> _What is asked_
Present every line in which the string "товаров" appears.

> _Records_
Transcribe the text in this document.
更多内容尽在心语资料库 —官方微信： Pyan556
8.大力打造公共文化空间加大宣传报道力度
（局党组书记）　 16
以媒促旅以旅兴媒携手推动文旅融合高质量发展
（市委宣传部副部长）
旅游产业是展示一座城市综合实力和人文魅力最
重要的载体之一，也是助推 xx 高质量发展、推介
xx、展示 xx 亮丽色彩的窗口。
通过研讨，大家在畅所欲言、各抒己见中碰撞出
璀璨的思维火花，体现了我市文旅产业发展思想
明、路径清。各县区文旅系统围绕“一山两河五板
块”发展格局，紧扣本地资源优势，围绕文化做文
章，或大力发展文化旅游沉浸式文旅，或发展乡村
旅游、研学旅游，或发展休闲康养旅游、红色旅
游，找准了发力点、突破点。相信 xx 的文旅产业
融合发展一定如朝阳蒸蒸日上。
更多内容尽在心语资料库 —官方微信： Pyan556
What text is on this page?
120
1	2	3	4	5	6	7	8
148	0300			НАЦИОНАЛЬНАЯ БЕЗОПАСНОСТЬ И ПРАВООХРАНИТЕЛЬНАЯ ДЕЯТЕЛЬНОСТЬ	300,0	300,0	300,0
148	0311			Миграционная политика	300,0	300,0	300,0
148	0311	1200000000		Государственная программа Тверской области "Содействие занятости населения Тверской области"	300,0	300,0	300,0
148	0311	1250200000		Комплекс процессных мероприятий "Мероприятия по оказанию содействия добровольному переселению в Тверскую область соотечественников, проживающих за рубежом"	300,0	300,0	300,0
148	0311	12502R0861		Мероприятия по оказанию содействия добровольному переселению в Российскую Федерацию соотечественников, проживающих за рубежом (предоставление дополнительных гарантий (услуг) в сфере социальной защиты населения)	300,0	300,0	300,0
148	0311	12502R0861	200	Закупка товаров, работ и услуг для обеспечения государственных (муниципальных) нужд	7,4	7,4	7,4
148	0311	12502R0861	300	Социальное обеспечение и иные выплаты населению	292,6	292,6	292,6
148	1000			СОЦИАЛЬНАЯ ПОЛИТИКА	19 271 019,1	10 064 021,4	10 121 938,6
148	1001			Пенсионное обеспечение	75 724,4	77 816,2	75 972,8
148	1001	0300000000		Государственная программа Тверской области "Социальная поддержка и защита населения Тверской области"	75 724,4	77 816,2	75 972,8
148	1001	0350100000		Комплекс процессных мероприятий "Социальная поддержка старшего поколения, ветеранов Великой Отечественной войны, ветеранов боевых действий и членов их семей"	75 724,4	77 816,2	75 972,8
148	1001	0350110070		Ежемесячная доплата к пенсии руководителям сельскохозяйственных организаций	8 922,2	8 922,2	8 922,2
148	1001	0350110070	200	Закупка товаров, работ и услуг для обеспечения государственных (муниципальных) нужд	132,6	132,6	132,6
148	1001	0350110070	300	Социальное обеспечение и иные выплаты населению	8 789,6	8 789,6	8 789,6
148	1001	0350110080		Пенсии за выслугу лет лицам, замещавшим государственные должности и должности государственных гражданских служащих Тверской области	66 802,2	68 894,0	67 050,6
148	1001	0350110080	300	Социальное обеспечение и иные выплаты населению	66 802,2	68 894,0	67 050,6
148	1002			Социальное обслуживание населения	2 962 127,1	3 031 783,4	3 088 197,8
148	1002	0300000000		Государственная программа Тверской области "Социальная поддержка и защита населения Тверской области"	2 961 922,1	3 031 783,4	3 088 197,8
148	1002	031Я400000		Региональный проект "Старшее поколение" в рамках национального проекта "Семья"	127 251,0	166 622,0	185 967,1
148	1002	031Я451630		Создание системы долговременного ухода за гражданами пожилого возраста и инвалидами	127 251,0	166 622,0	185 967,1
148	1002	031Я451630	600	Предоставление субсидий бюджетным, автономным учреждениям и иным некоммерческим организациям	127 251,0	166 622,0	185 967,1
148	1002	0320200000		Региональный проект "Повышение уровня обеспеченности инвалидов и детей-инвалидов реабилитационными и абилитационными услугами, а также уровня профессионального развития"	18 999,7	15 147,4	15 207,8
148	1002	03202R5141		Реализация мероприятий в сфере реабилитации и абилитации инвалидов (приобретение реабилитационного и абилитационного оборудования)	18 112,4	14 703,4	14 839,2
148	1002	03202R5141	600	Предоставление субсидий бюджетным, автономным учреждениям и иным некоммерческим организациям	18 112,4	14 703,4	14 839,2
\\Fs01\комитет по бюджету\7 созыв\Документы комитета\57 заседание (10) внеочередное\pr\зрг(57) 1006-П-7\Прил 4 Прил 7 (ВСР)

> _Exercise solution_
148	0311	12502R0861	200	Закупка товаров, работ и услуг для обеспечения государственных (муниципальных) нужд	7,4	7,4	7,4
148	1001	0350110070	200	Закупка товаров, работ и услуг для обеспечения государственных (муниципальных) нужд	132,6	132,6	132,6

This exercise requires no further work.